▶ _Instructions to follow_
All of the records below must be output exactly, with no pictures carried over.
- - - - -
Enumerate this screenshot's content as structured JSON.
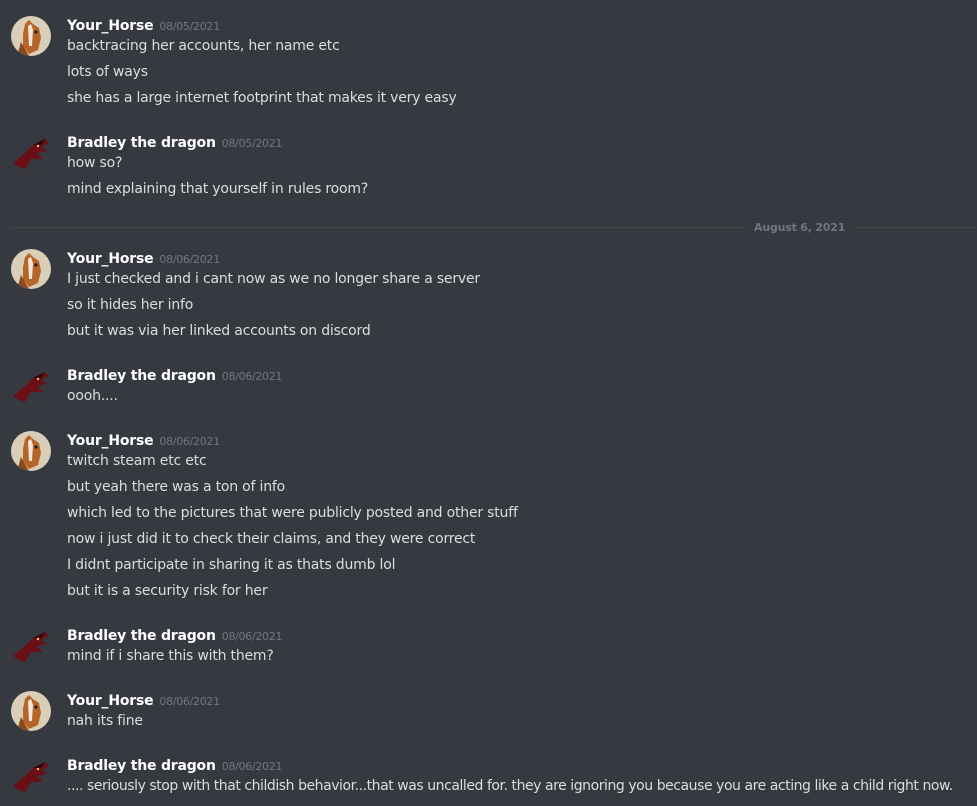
{
  "divider": {
    "label": "August 6, 2021"
  },
  "groups": [
    {
      "author": "Your_Horse",
      "timestamp": "08/05/2021",
      "avatar_icon": "horse-avatar-icon",
      "lines": [
        "backtracing her accounts, her name etc",
        "lots of ways",
        "she has a large internet footprint that makes it very easy"
      ]
    },
    {
      "author": "Bradley the dragon",
      "timestamp": "08/05/2021",
      "avatar_icon": "dragon-avatar-icon",
      "lines": [
        "how so?",
        "mind explaining that yourself in  rules room?"
      ]
    },
    {
      "author": "Your_Horse",
      "timestamp": "08/06/2021",
      "avatar_icon": "horse-avatar-icon",
      "lines": [
        "I just checked and i cant now as we no longer share a server",
        "so it hides her info",
        "but it was via her linked accounts on discord"
      ]
    },
    {
      "author": "Bradley the dragon",
      "timestamp": "08/06/2021",
      "avatar_icon": "dragon-avatar-icon",
      "lines": [
        "oooh...."
      ]
    },
    {
      "author": "Your_Horse",
      "timestamp": "08/06/2021",
      "avatar_icon": "horse-avatar-icon",
      "lines": [
        "twitch steam etc etc",
        "but yeah there was a ton of info",
        "which led to the pictures that were publicly posted and other stuff",
        "now i just did it to check their claims, and they were correct",
        "I didnt participate in sharing it as thats dumb lol",
        "but it is a security risk for her"
      ]
    },
    {
      "author": "Bradley the dragon",
      "timestamp": "08/06/2021",
      "avatar_icon": "dragon-avatar-icon",
      "lines": [
        "mind if i share this with them?"
      ]
    },
    {
      "author": "Your_Horse",
      "timestamp": "08/06/2021",
      "avatar_icon": "horse-avatar-icon",
      "lines": [
        "nah its fine"
      ]
    },
    {
      "author": "Bradley the dragon",
      "timestamp": "08/06/2021",
      "avatar_icon": "dragon-avatar-icon",
      "lines": [
        ".... seriously stop with that childish behavior...that was uncalled for. they are ignoring you because you are acting like a child right now."
      ]
    }
  ]
}
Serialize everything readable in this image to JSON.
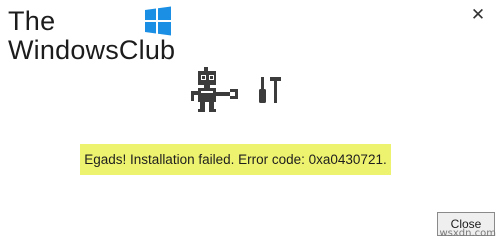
{
  "brand": {
    "line1": "The",
    "line2": "WindowsClub",
    "flag_colors": [
      "#1a8fe3",
      "#1a8fe3",
      "#1a8fe3",
      "#1a8fe3"
    ]
  },
  "window": {
    "close_glyph": "✕"
  },
  "illustration": {
    "icon": "robot-repair-icon",
    "color": "#3c3c3c"
  },
  "error": {
    "message": "Egads! Installation failed. Error code: 0xa0430721.",
    "highlight_color": "#eef36f"
  },
  "actions": {
    "close_label": "Close"
  },
  "watermark": {
    "site": "wsxdn.com"
  }
}
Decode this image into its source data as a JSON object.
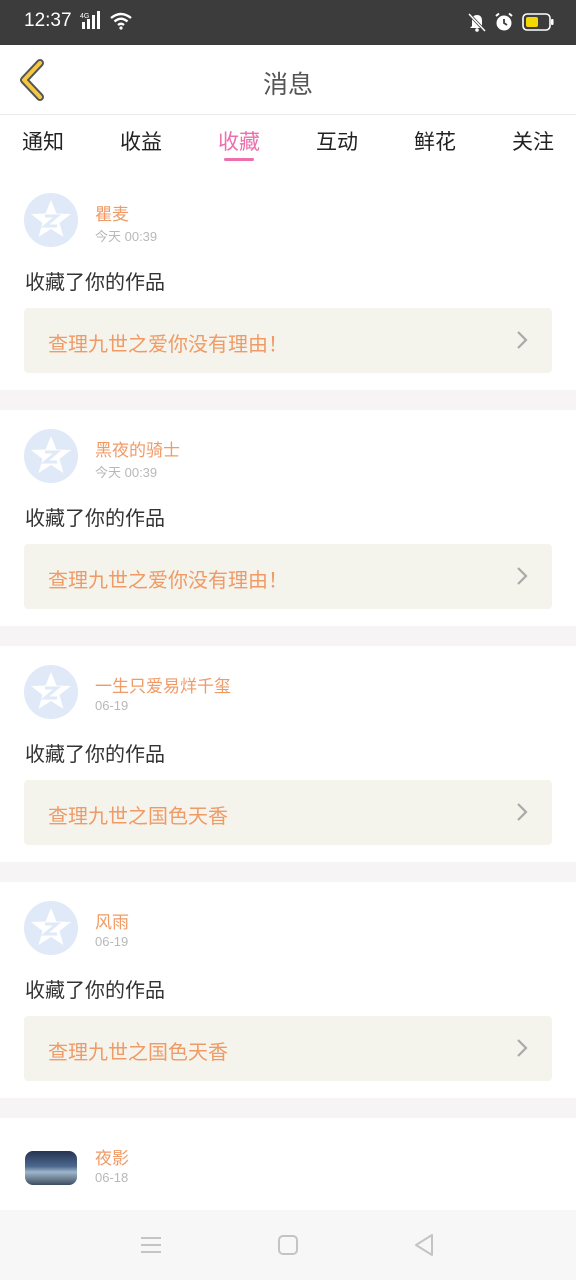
{
  "status_bar": {
    "time": "12:37",
    "network": "4G",
    "icons": [
      "signal-icon",
      "wifi-icon",
      "mute-icon",
      "alarm-icon",
      "battery-icon"
    ]
  },
  "header": {
    "title": "消息",
    "back_icon": "chevron-left-icon"
  },
  "tabs": [
    {
      "label": "通知",
      "active": false
    },
    {
      "label": "收益",
      "active": false
    },
    {
      "label": "收藏",
      "active": true
    },
    {
      "label": "互动",
      "active": false
    },
    {
      "label": "鲜花",
      "active": false
    },
    {
      "label": "关注",
      "active": false
    }
  ],
  "messages": [
    {
      "username": "瞿麦",
      "time": "今天 00:39",
      "action": "收藏了你的作品",
      "work": "查理九世之爱你没有理由！"
    },
    {
      "username": "黑夜的骑士",
      "time": "今天 00:39",
      "action": "收藏了你的作品",
      "work": "查理九世之爱你没有理由！"
    },
    {
      "username": "一生只爱易烊千玺",
      "time": "06-19",
      "action": "收藏了你的作品",
      "work": "查理九世之国色天香"
    },
    {
      "username": "风雨",
      "time": "06-19",
      "action": "收藏了你的作品",
      "work": "查理九世之国色天香"
    },
    {
      "username": "夜影",
      "time": "06-18"
    }
  ],
  "colors": {
    "accent": "#ec6fae",
    "username": "#f09a66",
    "back_arrow": "#f5c842",
    "card_bg": "#f4f4ec"
  },
  "nav_bar": {
    "icons": [
      "menu-icon",
      "home-icon",
      "back-icon"
    ]
  }
}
- - - - -
▶ _Worked solution_
Enumerate this screenshot's content as structured JSON.
{
  "divider": {
    "label": "August 6, 2021"
  },
  "groups": [
    {
      "author": "Your_Horse",
      "timestamp": "08/05/2021",
      "avatar_icon": "horse-avatar-icon",
      "lines": [
        "backtracing her accounts, her name etc",
        "lots of ways",
        "she has a large internet footprint that makes it very easy"
      ]
    },
    {
      "author": "Bradley the dragon",
      "timestamp": "08/05/2021",
      "avatar_icon": "dragon-avatar-icon",
      "lines": [
        "how so?",
        "mind explaining that yourself in  rules room?"
      ]
    },
    {
      "author": "Your_Horse",
      "timestamp": "08/06/2021",
      "avatar_icon": "horse-avatar-icon",
      "lines": [
        "I just checked and i cant now as we no longer share a server",
        "so it hides her info",
        "but it was via her linked accounts on discord"
      ]
    },
    {
      "author": "Bradley the dragon",
      "timestamp": "08/06/2021",
      "avatar_icon": "dragon-avatar-icon",
      "lines": [
        "oooh...."
      ]
    },
    {
      "author": "Your_Horse",
      "timestamp": "08/06/2021",
      "avatar_icon": "horse-avatar-icon",
      "lines": [
        "twitch steam etc etc",
        "but yeah there was a ton of info",
        "which led to the pictures that were publicly posted and other stuff",
        "now i just did it to check their claims, and they were correct",
        "I didnt participate in sharing it as thats dumb lol",
        "but it is a security risk for her"
      ]
    },
    {
      "author": "Bradley the dragon",
      "timestamp": "08/06/2021",
      "avatar_icon": "dragon-avatar-icon",
      "lines": [
        "mind if i share this with them?"
      ]
    },
    {
      "author": "Your_Horse",
      "timestamp": "08/06/2021",
      "avatar_icon": "horse-avatar-icon",
      "lines": [
        "nah its fine"
      ]
    },
    {
      "author": "Bradley the dragon",
      "timestamp": "08/06/2021",
      "avatar_icon": "dragon-avatar-icon",
      "lines": [
        ".... seriously stop with that childish behavior...that was uncalled for. they are ignoring you because you are acting like a child right now."
      ]
    }
  ]
}
Serialize everything readable in this image to JSON.
{
  "brand": {
    "line1": "The",
    "line2": "WindowsClub",
    "flag_colors": [
      "#1a8fe3",
      "#1a8fe3",
      "#1a8fe3",
      "#1a8fe3"
    ]
  },
  "window": {
    "close_glyph": "✕"
  },
  "illustration": {
    "icon": "robot-repair-icon",
    "color": "#3c3c3c"
  },
  "error": {
    "message": "Egads! Installation failed. Error code: 0xa0430721.",
    "highlight_color": "#eef36f"
  },
  "actions": {
    "close_label": "Close"
  },
  "watermark": {
    "site": "wsxdn.com"
  }
}
Decode this image into its source data as a JSON object.
{
  "status_bar": {
    "time": "12:37",
    "network": "4G",
    "icons": [
      "signal-icon",
      "wifi-icon",
      "mute-icon",
      "alarm-icon",
      "battery-icon"
    ]
  },
  "header": {
    "title": "消息",
    "back_icon": "chevron-left-icon"
  },
  "tabs": [
    {
      "label": "通知",
      "active": false
    },
    {
      "label": "收益",
      "active": false
    },
    {
      "label": "收藏",
      "active": true
    },
    {
      "label": "互动",
      "active": false
    },
    {
      "label": "鲜花",
      "active": false
    },
    {
      "label": "关注",
      "active": false
    }
  ],
  "messages": [
    {
      "username": "瞿麦",
      "time": "今天 00:39",
      "action": "收藏了你的作品",
      "work": "查理九世之爱你没有理由！"
    },
    {
      "username": "黑夜的骑士",
      "time": "今天 00:39",
      "action": "收藏了你的作品",
      "work": "查理九世之爱你没有理由！"
    },
    {
      "username": "一生只爱易烊千玺",
      "time": "06-19",
      "action": "收藏了你的作品",
      "work": "查理九世之国色天香"
    },
    {
      "username": "风雨",
      "time": "06-19",
      "action": "收藏了你的作品",
      "work": "查理九世之国色天香"
    },
    {
      "username": "夜影",
      "time": "06-18"
    }
  ],
  "colors": {
    "accent": "#ec6fae",
    "username": "#f09a66",
    "back_arrow": "#f5c842",
    "card_bg": "#f4f4ec"
  },
  "nav_bar": {
    "icons": [
      "menu-icon",
      "home-icon",
      "back-icon"
    ]
  }
}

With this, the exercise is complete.